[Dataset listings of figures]
● ● ● ● ● ● ●

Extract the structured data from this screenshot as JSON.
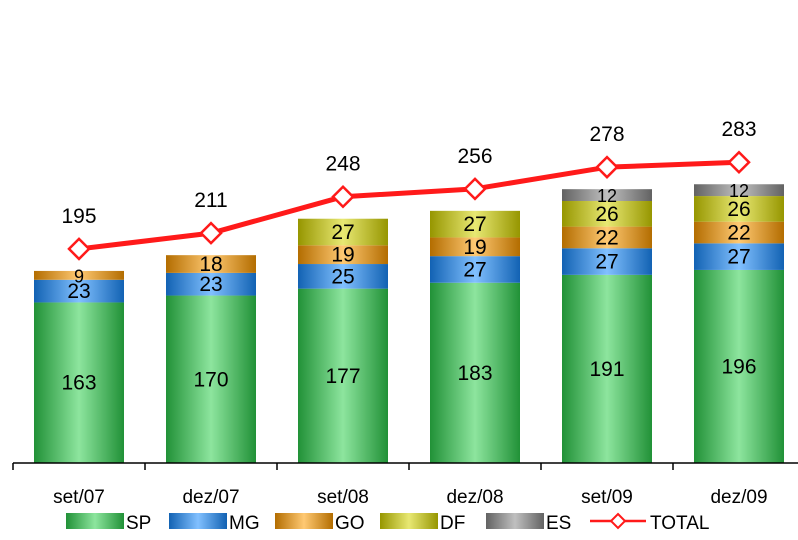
{
  "chart_data": {
    "type": "bar",
    "stacked": true,
    "categories": [
      "set/07",
      "dez/07",
      "set/08",
      "dez/08",
      "set/09",
      "dez/09"
    ],
    "series": [
      {
        "name": "SP",
        "values": [
          163,
          170,
          177,
          183,
          191,
          196
        ],
        "color": "#2fcf4f"
      },
      {
        "name": "MG",
        "values": [
          23,
          23,
          25,
          27,
          27,
          27
        ],
        "color": "#1a8cff"
      },
      {
        "name": "GO",
        "values": [
          9,
          18,
          19,
          19,
          22,
          22
        ],
        "color": "#ff9c00"
      },
      {
        "name": "DF",
        "values": [
          null,
          null,
          27,
          27,
          26,
          26
        ],
        "color": "#d6d600"
      },
      {
        "name": "ES",
        "values": [
          null,
          null,
          null,
          null,
          12,
          12
        ],
        "color": "#8c8c8c"
      }
    ],
    "total": {
      "name": "TOTAL",
      "values": [
        195,
        211,
        248,
        256,
        278,
        283
      ],
      "color": "#ff1a1a"
    },
    "ylim": [
      0,
      283
    ],
    "legend_position": "bottom",
    "grid": false,
    "title": "",
    "xlabel": "",
    "ylabel": ""
  }
}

● ● ● ● ● ● ●

=== WORK TO BE COMPLETED ===
In the records above, locate the lines holding the word "name". Copy each of them.

=== COMPLETE ANSWER ===
        "name": "SP",
        "name": "MG",
        "name": "GO",
        "name": "DF",
        "name": "ES",
      "name": "TOTAL",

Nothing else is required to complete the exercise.